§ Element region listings
______

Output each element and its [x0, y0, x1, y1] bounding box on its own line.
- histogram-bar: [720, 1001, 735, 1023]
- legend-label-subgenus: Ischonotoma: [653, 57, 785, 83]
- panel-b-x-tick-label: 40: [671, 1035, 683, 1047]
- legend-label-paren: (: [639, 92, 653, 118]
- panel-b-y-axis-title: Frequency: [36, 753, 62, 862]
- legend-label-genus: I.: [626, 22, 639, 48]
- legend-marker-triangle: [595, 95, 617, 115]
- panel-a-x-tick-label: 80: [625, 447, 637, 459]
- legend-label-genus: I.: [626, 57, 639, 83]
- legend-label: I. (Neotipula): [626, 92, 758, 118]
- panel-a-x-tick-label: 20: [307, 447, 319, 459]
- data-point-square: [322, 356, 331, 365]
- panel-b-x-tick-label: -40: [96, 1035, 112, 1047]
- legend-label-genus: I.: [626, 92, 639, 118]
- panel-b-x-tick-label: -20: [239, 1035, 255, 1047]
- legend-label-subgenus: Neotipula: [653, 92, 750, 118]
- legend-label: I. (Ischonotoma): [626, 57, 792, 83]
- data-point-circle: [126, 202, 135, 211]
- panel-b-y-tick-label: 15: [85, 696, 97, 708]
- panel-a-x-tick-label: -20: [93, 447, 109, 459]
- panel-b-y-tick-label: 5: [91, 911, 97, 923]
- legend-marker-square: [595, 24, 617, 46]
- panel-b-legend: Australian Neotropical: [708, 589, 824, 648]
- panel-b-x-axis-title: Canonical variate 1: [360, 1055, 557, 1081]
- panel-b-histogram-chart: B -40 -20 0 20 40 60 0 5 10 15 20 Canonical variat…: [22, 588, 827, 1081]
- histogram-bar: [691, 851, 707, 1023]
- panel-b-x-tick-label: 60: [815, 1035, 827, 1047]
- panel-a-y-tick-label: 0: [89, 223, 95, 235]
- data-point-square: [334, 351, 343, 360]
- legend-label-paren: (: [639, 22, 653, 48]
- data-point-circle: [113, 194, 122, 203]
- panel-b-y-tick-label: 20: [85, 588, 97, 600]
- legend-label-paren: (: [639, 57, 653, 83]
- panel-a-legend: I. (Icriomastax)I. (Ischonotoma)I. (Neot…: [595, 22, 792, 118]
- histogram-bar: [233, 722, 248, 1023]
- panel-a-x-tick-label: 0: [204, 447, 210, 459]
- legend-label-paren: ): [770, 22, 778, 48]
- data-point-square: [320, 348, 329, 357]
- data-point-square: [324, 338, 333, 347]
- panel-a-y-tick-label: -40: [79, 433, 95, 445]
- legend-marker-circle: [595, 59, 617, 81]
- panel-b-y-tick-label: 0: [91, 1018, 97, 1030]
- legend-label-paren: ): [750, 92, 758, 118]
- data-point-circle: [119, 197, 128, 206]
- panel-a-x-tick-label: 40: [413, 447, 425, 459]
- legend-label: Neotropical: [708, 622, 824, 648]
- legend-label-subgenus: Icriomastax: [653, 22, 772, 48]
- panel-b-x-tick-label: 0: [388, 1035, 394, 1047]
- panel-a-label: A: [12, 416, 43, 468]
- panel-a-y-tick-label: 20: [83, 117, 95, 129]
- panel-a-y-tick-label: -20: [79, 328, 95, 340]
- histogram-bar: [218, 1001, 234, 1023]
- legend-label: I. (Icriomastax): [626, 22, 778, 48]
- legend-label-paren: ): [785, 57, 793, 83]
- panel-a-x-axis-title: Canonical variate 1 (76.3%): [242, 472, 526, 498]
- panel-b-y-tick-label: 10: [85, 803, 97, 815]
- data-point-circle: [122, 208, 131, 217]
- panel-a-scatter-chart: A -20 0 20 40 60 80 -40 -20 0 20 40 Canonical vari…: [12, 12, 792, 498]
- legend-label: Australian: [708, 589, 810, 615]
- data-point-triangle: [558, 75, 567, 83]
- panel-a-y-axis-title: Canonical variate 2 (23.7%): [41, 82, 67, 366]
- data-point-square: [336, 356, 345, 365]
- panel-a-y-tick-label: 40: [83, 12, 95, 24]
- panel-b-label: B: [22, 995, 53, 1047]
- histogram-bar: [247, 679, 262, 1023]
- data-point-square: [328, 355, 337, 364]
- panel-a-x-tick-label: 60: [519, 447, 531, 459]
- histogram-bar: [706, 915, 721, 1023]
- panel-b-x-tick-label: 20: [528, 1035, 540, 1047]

______

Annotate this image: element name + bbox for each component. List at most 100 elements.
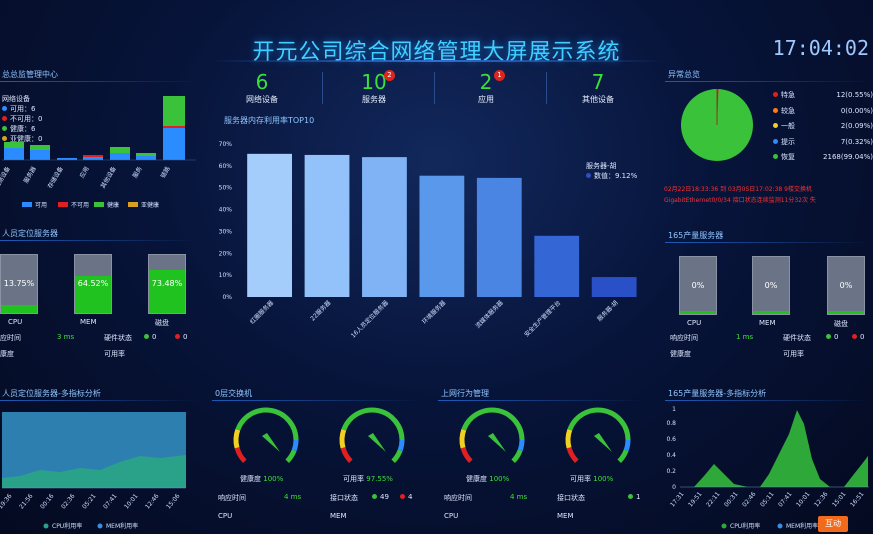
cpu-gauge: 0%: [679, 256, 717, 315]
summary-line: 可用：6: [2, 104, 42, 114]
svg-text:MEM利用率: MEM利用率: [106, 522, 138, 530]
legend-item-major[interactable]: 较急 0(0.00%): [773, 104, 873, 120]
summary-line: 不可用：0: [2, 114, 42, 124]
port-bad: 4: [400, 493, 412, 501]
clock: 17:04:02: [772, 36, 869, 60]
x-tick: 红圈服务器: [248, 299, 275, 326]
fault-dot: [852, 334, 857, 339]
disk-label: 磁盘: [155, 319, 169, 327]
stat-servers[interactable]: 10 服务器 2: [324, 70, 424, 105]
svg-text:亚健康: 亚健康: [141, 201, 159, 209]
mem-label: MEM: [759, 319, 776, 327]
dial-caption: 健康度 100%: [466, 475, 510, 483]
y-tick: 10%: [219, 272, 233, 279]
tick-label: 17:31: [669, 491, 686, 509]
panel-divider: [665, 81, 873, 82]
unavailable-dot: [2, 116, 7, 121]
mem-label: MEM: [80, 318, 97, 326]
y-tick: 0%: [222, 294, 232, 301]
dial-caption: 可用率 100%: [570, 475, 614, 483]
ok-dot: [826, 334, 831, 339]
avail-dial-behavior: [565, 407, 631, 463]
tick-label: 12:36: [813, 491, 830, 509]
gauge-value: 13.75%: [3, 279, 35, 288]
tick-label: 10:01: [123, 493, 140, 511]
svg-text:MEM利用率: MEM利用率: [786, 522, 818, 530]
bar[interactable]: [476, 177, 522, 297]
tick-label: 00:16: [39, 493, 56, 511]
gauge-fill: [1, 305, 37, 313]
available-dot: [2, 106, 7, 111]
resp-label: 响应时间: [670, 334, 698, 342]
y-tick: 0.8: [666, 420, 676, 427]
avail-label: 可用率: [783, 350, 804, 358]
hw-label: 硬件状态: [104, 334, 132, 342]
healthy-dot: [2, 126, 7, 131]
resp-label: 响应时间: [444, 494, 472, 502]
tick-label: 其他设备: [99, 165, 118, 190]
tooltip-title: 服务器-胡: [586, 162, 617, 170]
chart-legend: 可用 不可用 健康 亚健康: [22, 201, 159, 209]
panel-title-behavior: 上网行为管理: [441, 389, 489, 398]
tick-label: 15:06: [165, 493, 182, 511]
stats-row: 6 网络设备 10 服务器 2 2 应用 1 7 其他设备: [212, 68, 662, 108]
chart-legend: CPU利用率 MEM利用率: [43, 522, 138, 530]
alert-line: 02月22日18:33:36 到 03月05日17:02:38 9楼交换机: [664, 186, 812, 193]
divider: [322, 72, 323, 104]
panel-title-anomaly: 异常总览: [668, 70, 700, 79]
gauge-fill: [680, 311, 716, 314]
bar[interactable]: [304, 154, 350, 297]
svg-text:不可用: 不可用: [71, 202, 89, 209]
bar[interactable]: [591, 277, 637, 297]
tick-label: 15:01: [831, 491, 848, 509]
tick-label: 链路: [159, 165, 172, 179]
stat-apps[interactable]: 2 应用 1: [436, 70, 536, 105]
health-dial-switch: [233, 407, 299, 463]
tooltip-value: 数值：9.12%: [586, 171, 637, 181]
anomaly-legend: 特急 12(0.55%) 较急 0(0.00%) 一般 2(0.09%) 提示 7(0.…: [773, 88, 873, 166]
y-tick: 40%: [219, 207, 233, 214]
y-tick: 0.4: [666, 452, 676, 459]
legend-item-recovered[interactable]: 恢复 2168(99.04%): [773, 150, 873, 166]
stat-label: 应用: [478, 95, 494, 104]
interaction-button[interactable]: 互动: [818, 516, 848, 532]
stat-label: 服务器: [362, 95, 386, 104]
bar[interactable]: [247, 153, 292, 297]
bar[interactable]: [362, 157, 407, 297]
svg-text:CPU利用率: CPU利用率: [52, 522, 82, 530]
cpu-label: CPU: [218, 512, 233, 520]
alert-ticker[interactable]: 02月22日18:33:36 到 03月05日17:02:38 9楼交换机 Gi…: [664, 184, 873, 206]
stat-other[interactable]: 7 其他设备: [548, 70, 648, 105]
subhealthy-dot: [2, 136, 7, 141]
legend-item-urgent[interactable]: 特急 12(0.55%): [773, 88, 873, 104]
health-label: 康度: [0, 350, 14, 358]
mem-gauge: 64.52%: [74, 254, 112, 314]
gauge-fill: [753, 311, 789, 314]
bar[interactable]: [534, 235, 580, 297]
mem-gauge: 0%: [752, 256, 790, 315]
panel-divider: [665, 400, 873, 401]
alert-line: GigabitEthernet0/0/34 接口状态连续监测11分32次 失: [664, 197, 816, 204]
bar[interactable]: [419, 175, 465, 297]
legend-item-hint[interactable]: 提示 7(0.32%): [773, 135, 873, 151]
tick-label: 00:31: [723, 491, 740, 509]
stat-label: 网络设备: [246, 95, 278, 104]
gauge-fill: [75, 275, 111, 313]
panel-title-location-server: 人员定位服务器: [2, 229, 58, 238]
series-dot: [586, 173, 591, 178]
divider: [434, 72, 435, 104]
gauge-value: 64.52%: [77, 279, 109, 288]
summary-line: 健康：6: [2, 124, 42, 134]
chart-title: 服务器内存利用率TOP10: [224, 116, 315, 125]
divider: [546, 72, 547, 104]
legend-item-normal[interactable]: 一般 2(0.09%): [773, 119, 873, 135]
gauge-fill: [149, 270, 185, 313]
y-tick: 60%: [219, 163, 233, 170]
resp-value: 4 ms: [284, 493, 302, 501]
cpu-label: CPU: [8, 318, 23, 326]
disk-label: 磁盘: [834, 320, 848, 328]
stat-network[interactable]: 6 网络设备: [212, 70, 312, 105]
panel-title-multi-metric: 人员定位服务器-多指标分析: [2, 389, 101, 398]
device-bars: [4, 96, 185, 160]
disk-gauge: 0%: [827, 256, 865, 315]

______

§ YOUR OBJECTIVE
Copy the lines of the records exactly, beginning with the line that contains "cpu-gauge: 0%: [679, 256, 717, 315]" and ending after the line that contains "tick-label: 10:01: [123, 493, 140, 511]".

§ RESPONSE
cpu-gauge: 0%: [679, 256, 717, 315]
summary-line: 可用：6: [2, 104, 42, 114]
svg-text:MEM利用率: MEM利用率: [106, 522, 138, 530]
legend-item-major[interactable]: 较急 0(0.00%): [773, 104, 873, 120]
summary-line: 不可用：0: [2, 114, 42, 124]
port-bad: 4: [400, 493, 412, 501]
clock: 17:04:02: [772, 36, 869, 60]
x-tick: 红圈服务器: [248, 299, 275, 326]
fault-dot: [852, 334, 857, 339]
disk-label: 磁盘: [155, 319, 169, 327]
stat-servers[interactable]: 10 服务器 2: [324, 70, 424, 105]
svg-text:亚健康: 亚健康: [141, 201, 159, 209]
mem-label: MEM: [759, 319, 776, 327]
dial-caption: 健康度 100%: [466, 475, 510, 483]
y-tick: 10%: [219, 272, 233, 279]
tick-label: 17:31: [669, 491, 686, 509]
panel-divider: [665, 81, 873, 82]
unavailable-dot: [2, 116, 7, 121]
mem-label: MEM: [80, 318, 97, 326]
y-tick: 0%: [222, 294, 232, 301]
dial-caption: 可用率 100%: [570, 475, 614, 483]
ok-dot: [826, 334, 831, 339]
avail-dial-behavior: [565, 407, 631, 463]
tick-label: 12:36: [813, 491, 830, 509]
gauge-value: 13.75%: [3, 279, 35, 288]
tick-label: 10:01: [123, 493, 140, 511]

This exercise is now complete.